Task to carry out ▸ Print the listing that follows, character for character.

━━━━━━━━━━━━━━━━━━━━

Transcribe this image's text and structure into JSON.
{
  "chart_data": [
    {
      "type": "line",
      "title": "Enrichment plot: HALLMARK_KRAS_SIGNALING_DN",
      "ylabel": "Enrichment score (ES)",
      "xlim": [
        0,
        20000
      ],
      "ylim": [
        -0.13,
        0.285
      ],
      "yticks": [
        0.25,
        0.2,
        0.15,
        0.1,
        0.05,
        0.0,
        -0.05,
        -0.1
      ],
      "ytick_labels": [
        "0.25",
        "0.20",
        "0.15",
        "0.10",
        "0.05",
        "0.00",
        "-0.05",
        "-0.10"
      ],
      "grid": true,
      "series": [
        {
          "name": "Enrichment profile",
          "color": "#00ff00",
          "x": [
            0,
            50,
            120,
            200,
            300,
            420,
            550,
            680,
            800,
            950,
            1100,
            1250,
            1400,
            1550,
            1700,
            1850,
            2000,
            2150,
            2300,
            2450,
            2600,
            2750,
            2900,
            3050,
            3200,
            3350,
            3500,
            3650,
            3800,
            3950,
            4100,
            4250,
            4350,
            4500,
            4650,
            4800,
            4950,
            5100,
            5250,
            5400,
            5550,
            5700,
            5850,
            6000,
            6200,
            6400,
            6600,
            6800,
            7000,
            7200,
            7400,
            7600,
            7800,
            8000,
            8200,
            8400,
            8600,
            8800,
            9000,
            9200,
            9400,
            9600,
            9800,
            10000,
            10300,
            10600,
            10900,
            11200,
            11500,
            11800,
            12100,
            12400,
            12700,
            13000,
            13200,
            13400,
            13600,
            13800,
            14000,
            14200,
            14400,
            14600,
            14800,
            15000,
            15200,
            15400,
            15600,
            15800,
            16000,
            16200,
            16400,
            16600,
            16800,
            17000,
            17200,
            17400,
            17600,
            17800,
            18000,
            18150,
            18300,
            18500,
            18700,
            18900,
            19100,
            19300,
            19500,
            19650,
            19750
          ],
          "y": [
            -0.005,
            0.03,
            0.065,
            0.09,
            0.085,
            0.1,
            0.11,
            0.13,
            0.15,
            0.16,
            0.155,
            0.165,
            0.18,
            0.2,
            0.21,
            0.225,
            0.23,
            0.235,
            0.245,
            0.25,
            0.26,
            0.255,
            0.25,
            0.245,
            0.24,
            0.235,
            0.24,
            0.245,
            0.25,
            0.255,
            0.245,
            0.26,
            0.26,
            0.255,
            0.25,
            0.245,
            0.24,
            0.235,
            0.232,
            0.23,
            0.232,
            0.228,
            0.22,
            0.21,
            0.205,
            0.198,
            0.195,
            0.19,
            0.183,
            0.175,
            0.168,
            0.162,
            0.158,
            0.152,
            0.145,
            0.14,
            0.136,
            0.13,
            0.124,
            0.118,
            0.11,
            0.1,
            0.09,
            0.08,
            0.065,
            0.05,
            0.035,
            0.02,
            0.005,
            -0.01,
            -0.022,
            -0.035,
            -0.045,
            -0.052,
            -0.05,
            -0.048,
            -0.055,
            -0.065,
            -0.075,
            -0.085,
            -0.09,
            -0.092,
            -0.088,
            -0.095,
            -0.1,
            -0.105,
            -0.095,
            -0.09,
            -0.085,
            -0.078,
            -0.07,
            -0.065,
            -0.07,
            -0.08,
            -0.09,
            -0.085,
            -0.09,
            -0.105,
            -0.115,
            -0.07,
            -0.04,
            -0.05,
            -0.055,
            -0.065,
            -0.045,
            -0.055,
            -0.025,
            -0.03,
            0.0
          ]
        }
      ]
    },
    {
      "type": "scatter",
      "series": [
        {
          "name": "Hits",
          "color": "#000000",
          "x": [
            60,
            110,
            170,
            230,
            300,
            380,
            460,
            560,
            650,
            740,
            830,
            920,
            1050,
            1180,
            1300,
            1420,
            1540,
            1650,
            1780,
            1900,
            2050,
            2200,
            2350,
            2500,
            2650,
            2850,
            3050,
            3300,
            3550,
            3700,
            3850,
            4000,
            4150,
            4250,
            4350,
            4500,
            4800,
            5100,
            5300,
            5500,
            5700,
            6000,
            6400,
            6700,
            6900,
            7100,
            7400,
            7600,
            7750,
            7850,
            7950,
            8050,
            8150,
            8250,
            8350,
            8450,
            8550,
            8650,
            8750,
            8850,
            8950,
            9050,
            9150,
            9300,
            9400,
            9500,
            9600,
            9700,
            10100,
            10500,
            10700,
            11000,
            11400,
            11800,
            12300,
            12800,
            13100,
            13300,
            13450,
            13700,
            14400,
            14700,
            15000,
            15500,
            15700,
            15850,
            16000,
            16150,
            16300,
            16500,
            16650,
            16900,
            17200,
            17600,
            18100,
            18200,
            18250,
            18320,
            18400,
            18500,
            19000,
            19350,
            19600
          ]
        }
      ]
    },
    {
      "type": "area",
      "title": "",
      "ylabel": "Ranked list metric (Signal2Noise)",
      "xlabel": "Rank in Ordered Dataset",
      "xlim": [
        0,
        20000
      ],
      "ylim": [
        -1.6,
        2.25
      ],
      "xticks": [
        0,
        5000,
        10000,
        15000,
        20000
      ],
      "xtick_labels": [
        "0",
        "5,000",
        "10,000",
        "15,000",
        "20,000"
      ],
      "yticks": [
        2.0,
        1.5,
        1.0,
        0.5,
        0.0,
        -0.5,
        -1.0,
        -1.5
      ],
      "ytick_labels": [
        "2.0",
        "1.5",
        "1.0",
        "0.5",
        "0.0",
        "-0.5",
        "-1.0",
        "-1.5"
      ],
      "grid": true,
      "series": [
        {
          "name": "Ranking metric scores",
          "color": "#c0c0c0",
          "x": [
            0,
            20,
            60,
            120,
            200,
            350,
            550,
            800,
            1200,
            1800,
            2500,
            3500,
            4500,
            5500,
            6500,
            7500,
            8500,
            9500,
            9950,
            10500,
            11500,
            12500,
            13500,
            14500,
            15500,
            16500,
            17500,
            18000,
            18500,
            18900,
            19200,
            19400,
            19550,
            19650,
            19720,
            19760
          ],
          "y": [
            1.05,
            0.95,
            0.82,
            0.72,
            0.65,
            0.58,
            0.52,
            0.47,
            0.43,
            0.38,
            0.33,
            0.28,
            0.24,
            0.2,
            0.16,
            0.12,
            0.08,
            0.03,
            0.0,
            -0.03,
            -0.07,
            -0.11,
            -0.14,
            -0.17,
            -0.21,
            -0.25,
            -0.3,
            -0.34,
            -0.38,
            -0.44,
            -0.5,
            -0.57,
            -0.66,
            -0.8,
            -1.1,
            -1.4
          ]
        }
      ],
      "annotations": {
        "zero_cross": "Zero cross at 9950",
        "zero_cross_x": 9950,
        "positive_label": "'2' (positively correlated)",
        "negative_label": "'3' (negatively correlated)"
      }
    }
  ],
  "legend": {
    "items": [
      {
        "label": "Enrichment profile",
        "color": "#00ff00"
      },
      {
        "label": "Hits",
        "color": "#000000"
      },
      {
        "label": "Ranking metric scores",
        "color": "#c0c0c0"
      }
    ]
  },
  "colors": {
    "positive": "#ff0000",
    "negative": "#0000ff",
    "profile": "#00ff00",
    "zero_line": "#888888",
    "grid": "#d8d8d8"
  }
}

━━━━━━━━━━━━━━━━━━━━

Finished exercise ▸
Transcribe this image's text and structure into JSON.
{
  "chart_data": [
    {
      "type": "line",
      "title": "Enrichment plot: HALLMARK_KRAS_SIGNALING_DN",
      "ylabel": "Enrichment score (ES)",
      "xlim": [
        0,
        20000
      ],
      "ylim": [
        -0.13,
        0.285
      ],
      "yticks": [
        0.25,
        0.2,
        0.15,
        0.1,
        0.05,
        0.0,
        -0.05,
        -0.1
      ],
      "ytick_labels": [
        "0.25",
        "0.20",
        "0.15",
        "0.10",
        "0.05",
        "0.00",
        "-0.05",
        "-0.10"
      ],
      "grid": true,
      "series": [
        {
          "name": "Enrichment profile",
          "color": "#00ff00",
          "x": [
            0,
            50,
            120,
            200,
            300,
            420,
            550,
            680,
            800,
            950,
            1100,
            1250,
            1400,
            1550,
            1700,
            1850,
            2000,
            2150,
            2300,
            2450,
            2600,
            2750,
            2900,
            3050,
            3200,
            3350,
            3500,
            3650,
            3800,
            3950,
            4100,
            4250,
            4350,
            4500,
            4650,
            4800,
            4950,
            5100,
            5250,
            5400,
            5550,
            5700,
            5850,
            6000,
            6200,
            6400,
            6600,
            6800,
            7000,
            7200,
            7400,
            7600,
            7800,
            8000,
            8200,
            8400,
            8600,
            8800,
            9000,
            9200,
            9400,
            9600,
            9800,
            10000,
            10300,
            10600,
            10900,
            11200,
            11500,
            11800,
            12100,
            12400,
            12700,
            13000,
            13200,
            13400,
            13600,
            13800,
            14000,
            14200,
            14400,
            14600,
            14800,
            15000,
            15200,
            15400,
            15600,
            15800,
            16000,
            16200,
            16400,
            16600,
            16800,
            17000,
            17200,
            17400,
            17600,
            17800,
            18000,
            18150,
            18300,
            18500,
            18700,
            18900,
            19100,
            19300,
            19500,
            19650,
            19750
          ],
          "y": [
            -0.005,
            0.03,
            0.065,
            0.09,
            0.085,
            0.1,
            0.11,
            0.13,
            0.15,
            0.16,
            0.155,
            0.165,
            0.18,
            0.2,
            0.21,
            0.225,
            0.23,
            0.235,
            0.245,
            0.25,
            0.26,
            0.255,
            0.25,
            0.245,
            0.24,
            0.235,
            0.24,
            0.245,
            0.25,
            0.255,
            0.245,
            0.26,
            0.26,
            0.255,
            0.25,
            0.245,
            0.24,
            0.235,
            0.232,
            0.23,
            0.232,
            0.228,
            0.22,
            0.21,
            0.205,
            0.198,
            0.195,
            0.19,
            0.183,
            0.175,
            0.168,
            0.162,
            0.158,
            0.152,
            0.145,
            0.14,
            0.136,
            0.13,
            0.124,
            0.118,
            0.11,
            0.1,
            0.09,
            0.08,
            0.065,
            0.05,
            0.035,
            0.02,
            0.005,
            -0.01,
            -0.022,
            -0.035,
            -0.045,
            -0.052,
            -0.05,
            -0.048,
            -0.055,
            -0.065,
            -0.075,
            -0.085,
            -0.09,
            -0.092,
            -0.088,
            -0.095,
            -0.1,
            -0.105,
            -0.095,
            -0.09,
            -0.085,
            -0.078,
            -0.07,
            -0.065,
            -0.07,
            -0.08,
            -0.09,
            -0.085,
            -0.09,
            -0.105,
            -0.115,
            -0.07,
            -0.04,
            -0.05,
            -0.055,
            -0.065,
            -0.045,
            -0.055,
            -0.025,
            -0.03,
            0.0
          ]
        }
      ]
    },
    {
      "type": "scatter",
      "series": [
        {
          "name": "Hits",
          "color": "#000000",
          "x": [
            60,
            110,
            170,
            230,
            300,
            380,
            460,
            560,
            650,
            740,
            830,
            920,
            1050,
            1180,
            1300,
            1420,
            1540,
            1650,
            1780,
            1900,
            2050,
            2200,
            2350,
            2500,
            2650,
            2850,
            3050,
            3300,
            3550,
            3700,
            3850,
            4000,
            4150,
            4250,
            4350,
            4500,
            4800,
            5100,
            5300,
            5500,
            5700,
            6000,
            6400,
            6700,
            6900,
            7100,
            7400,
            7600,
            7750,
            7850,
            7950,
            8050,
            8150,
            8250,
            8350,
            8450,
            8550,
            8650,
            8750,
            8850,
            8950,
            9050,
            9150,
            9300,
            9400,
            9500,
            9600,
            9700,
            10100,
            10500,
            10700,
            11000,
            11400,
            11800,
            12300,
            12800,
            13100,
            13300,
            13450,
            13700,
            14400,
            14700,
            15000,
            15500,
            15700,
            15850,
            16000,
            16150,
            16300,
            16500,
            16650,
            16900,
            17200,
            17600,
            18100,
            18200,
            18250,
            18320,
            18400,
            18500,
            19000,
            19350,
            19600
          ]
        }
      ]
    },
    {
      "type": "area",
      "title": "",
      "ylabel": "Ranked list metric (Signal2Noise)",
      "xlabel": "Rank in Ordered Dataset",
      "xlim": [
        0,
        20000
      ],
      "ylim": [
        -1.6,
        2.25
      ],
      "xticks": [
        0,
        5000,
        10000,
        15000,
        20000
      ],
      "xtick_labels": [
        "0",
        "5,000",
        "10,000",
        "15,000",
        "20,000"
      ],
      "yticks": [
        2.0,
        1.5,
        1.0,
        0.5,
        0.0,
        -0.5,
        -1.0,
        -1.5
      ],
      "ytick_labels": [
        "2.0",
        "1.5",
        "1.0",
        "0.5",
        "0.0",
        "-0.5",
        "-1.0",
        "-1.5"
      ],
      "grid": true,
      "series": [
        {
          "name": "Ranking metric scores",
          "color": "#c0c0c0",
          "x": [
            0,
            20,
            60,
            120,
            200,
            350,
            550,
            800,
            1200,
            1800,
            2500,
            3500,
            4500,
            5500,
            6500,
            7500,
            8500,
            9500,
            9950,
            10500,
            11500,
            12500,
            13500,
            14500,
            15500,
            16500,
            17500,
            18000,
            18500,
            18900,
            19200,
            19400,
            19550,
            19650,
            19720,
            19760
          ],
          "y": [
            1.05,
            0.95,
            0.82,
            0.72,
            0.65,
            0.58,
            0.52,
            0.47,
            0.43,
            0.38,
            0.33,
            0.28,
            0.24,
            0.2,
            0.16,
            0.12,
            0.08,
            0.03,
            0.0,
            -0.03,
            -0.07,
            -0.11,
            -0.14,
            -0.17,
            -0.21,
            -0.25,
            -0.3,
            -0.34,
            -0.38,
            -0.44,
            -0.5,
            -0.57,
            -0.66,
            -0.8,
            -1.1,
            -1.4
          ]
        }
      ],
      "annotations": {
        "zero_cross": "Zero cross at 9950",
        "zero_cross_x": 9950,
        "positive_label": "'2' (positively correlated)",
        "negative_label": "'3' (negatively correlated)"
      }
    }
  ],
  "legend": {
    "items": [
      {
        "label": "Enrichment profile",
        "color": "#00ff00"
      },
      {
        "label": "Hits",
        "color": "#000000"
      },
      {
        "label": "Ranking metric scores",
        "color": "#c0c0c0"
      }
    ]
  },
  "colors": {
    "positive": "#ff0000",
    "negative": "#0000ff",
    "profile": "#00ff00",
    "zero_line": "#888888",
    "grid": "#d8d8d8"
  }
}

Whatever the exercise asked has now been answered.